Un livre que ma sœur m’a prêté en me disant : « Ce roman raconte parfaitement, ce qui se passe quand une famille nombreuse a la chance d’avoir une grande maison de vacances. ». Dans ma ville, je connais bien ce genre de maisons et de familles qui s’y retrouvent l’été et que je croisent tous les étés sur ma plage. Le roman se passe dans les régions des abers, une Bretagne plus sauvage que la côte d’émeraude dinardaise. Mais les comportements sont les mêmes. Réunis ces familles forment des clans et se sentent intouchables. Ils ont leurs rituels, se savent observés sans que cela ne les dérange. Dans ce récit l’auteur raconte très bien le poids et le charme de la maison, on sent aussi que celle-ci devient un peu lourde financièrement pour chacun, elle ne restera peut-être pas dans la famille dans une autre génération. Il décrit aussi le bonheur des enfants, ce sont eux qui vivent le mieux ce genre de vacances. La plage et les jeux d’enfants dans le grand jardin ont marqué l’écrivain et il pense qu’il en sera de même pour les enfants de la nouvelle génération. Un enfant le touche particulièrement, un petit Jean qui lui fait penser à lui, enfant ? C’est grâce à lui qu’il comprendra que c’est à son tour maintenant de passer du côté des adultes et de transmettre aux enfants les savoirs importants : faire du vélo, la pêche aux crabes … pour les jeux, les enfants n’ont besoin de personne.

### Lignes fournies
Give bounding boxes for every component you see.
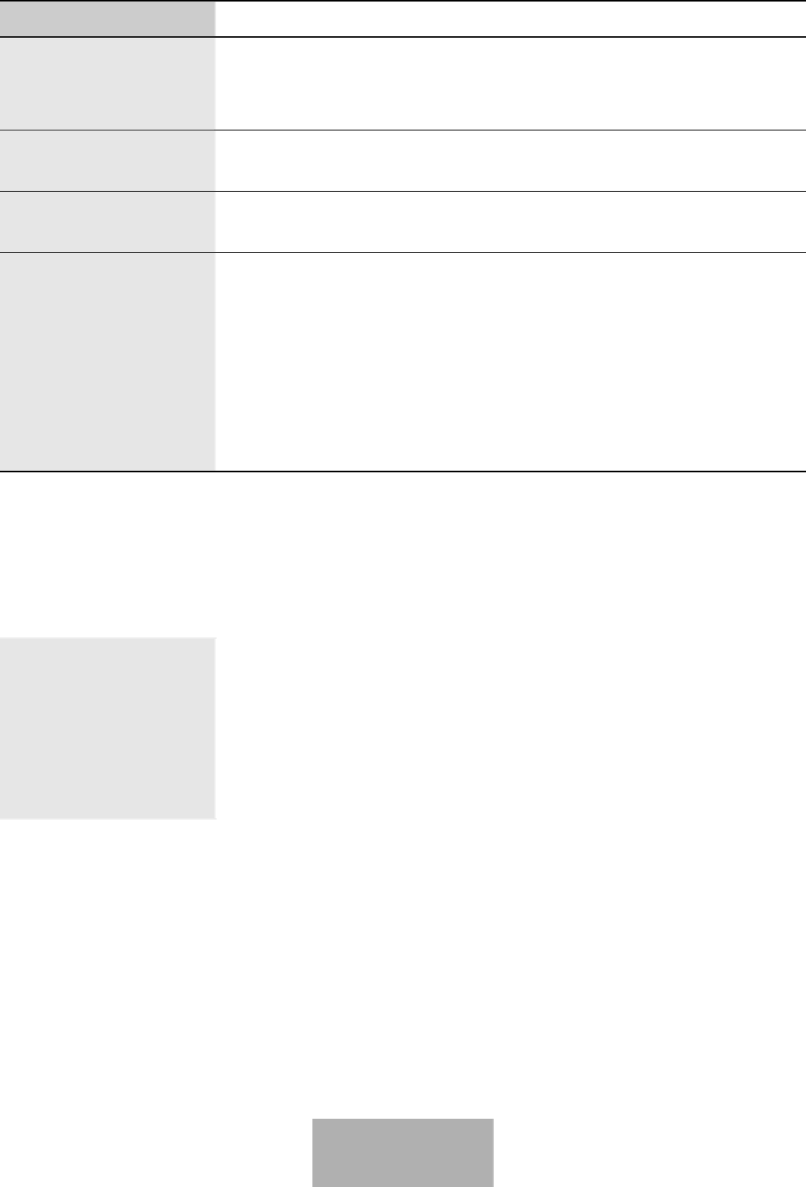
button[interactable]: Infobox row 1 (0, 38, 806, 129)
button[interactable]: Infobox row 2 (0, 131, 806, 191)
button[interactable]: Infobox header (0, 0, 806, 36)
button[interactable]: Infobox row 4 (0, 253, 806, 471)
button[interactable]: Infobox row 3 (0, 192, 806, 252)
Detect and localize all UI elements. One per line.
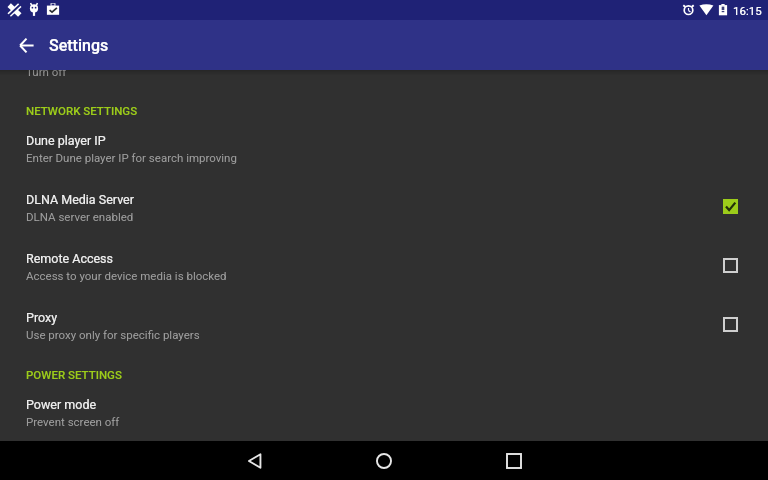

---

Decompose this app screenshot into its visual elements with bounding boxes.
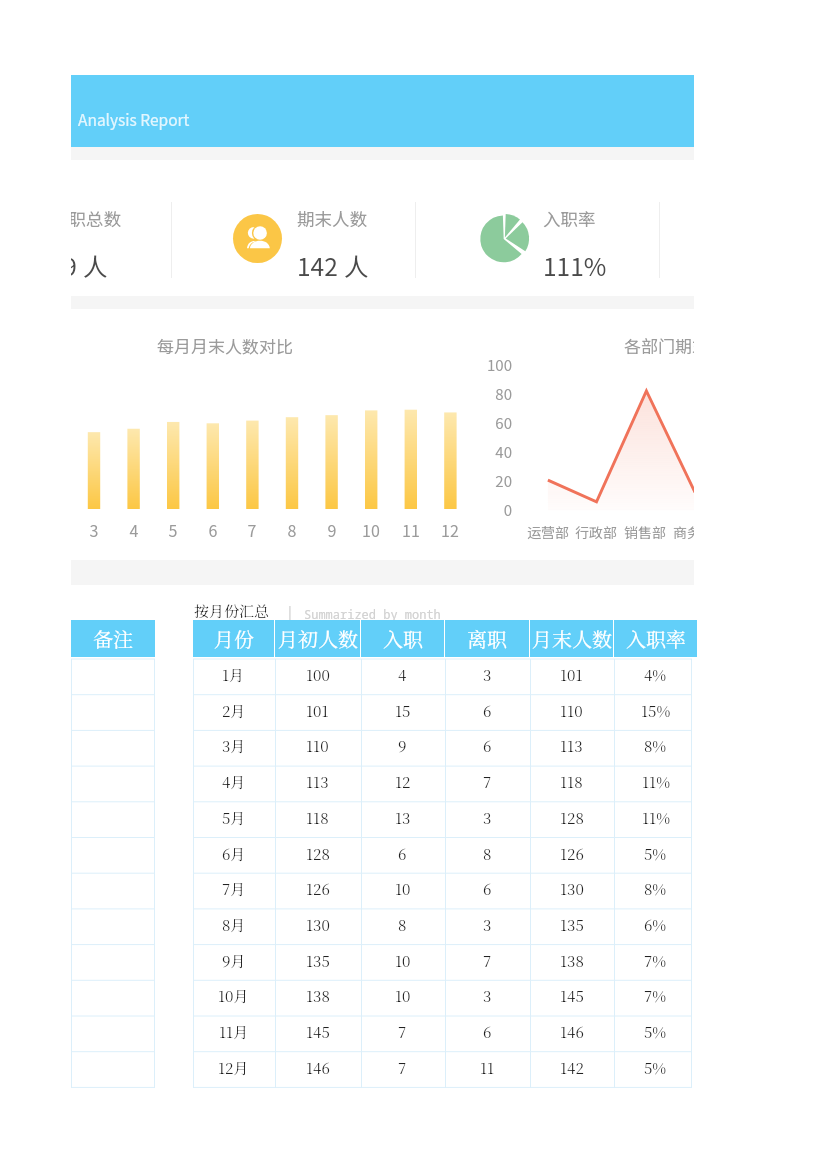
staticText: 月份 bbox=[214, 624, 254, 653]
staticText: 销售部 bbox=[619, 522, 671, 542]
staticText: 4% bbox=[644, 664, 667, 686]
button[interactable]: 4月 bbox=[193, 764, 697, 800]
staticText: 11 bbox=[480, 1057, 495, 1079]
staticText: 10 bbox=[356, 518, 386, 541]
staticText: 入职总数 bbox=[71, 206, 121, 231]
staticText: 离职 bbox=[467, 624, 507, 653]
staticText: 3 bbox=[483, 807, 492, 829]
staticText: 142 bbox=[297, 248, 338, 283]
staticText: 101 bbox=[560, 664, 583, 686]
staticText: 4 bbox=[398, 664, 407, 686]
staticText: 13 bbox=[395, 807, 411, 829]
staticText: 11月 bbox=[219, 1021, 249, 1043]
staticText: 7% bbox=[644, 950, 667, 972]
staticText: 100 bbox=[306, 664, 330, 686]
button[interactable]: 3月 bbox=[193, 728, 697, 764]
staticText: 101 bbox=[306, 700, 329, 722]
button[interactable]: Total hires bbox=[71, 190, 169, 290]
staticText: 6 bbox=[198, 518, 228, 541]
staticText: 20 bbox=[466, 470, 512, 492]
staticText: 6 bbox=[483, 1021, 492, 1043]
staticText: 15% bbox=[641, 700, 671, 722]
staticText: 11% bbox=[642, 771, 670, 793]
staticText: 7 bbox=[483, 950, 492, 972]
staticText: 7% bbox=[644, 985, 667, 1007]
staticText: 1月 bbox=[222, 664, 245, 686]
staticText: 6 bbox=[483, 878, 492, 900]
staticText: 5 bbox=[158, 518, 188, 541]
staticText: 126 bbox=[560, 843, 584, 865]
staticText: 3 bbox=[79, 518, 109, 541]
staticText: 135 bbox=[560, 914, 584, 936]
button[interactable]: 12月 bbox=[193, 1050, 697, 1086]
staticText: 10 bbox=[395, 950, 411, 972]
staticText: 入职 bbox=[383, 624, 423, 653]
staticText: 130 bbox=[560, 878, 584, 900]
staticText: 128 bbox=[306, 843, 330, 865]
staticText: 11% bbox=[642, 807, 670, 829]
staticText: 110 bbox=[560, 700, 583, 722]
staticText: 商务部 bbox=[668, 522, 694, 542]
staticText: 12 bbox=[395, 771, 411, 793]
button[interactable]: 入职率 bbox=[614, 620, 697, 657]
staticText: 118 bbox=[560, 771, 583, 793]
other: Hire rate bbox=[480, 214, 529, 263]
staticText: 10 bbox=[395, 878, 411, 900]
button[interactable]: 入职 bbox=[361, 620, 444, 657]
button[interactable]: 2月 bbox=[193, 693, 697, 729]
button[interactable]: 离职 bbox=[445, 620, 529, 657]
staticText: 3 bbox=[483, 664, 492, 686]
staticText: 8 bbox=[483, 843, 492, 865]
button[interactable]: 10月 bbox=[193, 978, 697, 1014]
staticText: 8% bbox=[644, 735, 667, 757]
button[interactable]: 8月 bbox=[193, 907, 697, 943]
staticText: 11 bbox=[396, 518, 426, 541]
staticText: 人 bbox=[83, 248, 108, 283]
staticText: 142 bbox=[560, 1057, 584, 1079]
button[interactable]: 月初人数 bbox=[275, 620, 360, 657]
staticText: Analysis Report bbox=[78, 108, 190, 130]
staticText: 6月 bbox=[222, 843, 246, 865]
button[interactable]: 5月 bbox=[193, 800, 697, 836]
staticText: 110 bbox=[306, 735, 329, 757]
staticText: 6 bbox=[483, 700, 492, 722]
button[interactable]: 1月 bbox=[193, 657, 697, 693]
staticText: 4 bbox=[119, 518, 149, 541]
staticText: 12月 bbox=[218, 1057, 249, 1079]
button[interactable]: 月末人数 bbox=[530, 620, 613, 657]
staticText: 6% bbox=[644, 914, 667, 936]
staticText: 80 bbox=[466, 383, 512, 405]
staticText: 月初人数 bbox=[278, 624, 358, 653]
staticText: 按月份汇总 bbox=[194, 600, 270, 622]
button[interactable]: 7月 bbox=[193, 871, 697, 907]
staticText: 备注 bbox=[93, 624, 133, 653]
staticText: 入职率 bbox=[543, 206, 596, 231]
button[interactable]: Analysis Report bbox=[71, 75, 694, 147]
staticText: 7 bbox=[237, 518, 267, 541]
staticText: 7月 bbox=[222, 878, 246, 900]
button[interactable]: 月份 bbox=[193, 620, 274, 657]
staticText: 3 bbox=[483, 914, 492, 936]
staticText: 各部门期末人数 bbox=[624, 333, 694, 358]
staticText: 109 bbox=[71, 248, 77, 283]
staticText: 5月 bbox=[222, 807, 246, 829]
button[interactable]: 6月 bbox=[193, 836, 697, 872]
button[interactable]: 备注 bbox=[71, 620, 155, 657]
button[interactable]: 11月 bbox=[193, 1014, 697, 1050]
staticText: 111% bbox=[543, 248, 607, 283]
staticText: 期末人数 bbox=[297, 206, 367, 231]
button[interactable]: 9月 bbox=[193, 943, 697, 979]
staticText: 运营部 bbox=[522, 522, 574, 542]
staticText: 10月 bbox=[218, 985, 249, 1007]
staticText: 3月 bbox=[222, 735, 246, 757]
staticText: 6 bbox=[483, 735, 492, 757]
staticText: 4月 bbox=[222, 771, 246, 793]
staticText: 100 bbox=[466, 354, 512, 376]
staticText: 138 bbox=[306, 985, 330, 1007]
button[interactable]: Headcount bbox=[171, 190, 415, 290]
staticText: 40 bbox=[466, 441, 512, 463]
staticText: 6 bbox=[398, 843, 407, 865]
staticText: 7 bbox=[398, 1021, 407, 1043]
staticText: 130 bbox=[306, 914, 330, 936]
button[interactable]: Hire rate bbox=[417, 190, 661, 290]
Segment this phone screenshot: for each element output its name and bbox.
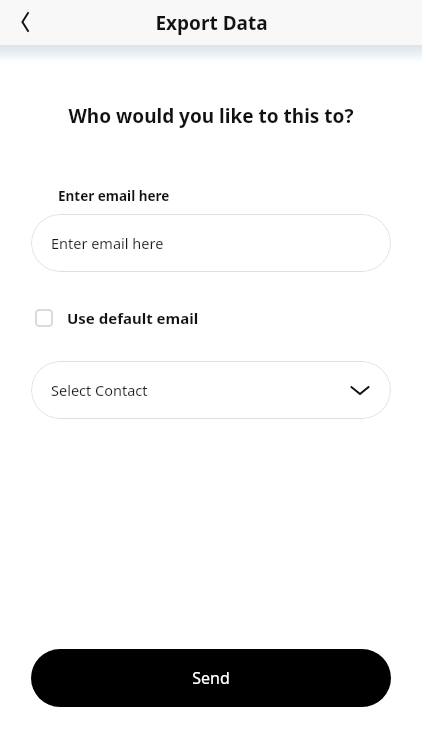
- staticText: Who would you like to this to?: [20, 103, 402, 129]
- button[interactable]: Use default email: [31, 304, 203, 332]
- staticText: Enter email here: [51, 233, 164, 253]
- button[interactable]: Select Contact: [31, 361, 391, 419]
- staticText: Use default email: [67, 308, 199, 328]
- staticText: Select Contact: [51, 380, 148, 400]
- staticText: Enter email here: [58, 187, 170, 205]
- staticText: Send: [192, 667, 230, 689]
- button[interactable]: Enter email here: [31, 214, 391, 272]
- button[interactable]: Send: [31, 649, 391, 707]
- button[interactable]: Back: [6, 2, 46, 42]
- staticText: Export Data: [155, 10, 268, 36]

### À faire
(a) D'après le texte fourni, dans quelle région se déroule le roman ?
(b) Dans les lignes fournies, recopiez tout ce qui va de la ligne contenant « Give bounding boxes » jusqu'à celle contenant « Detect and localize », en substituant « item » à « component » sans rien modifier d'autre. N'incluez pas les images dans votre réponse.

### Réponses par tâche
(a) Dans les régions des abers, une Bretagne plus sauvage que la côte d'émeraude dinardaise.

(b)
Give bounding boxes for every item you see.
button[interactable]: Infobox row 1 (0, 38, 806, 129)
button[interactable]: Infobox row 2 (0, 131, 806, 191)
button[interactable]: Infobox header (0, 0, 806, 36)
button[interactable]: Infobox row 4 (0, 253, 806, 471)
button[interactable]: Infobox row 3 (0, 192, 806, 252)
Detect and localize all UI elements. One per line.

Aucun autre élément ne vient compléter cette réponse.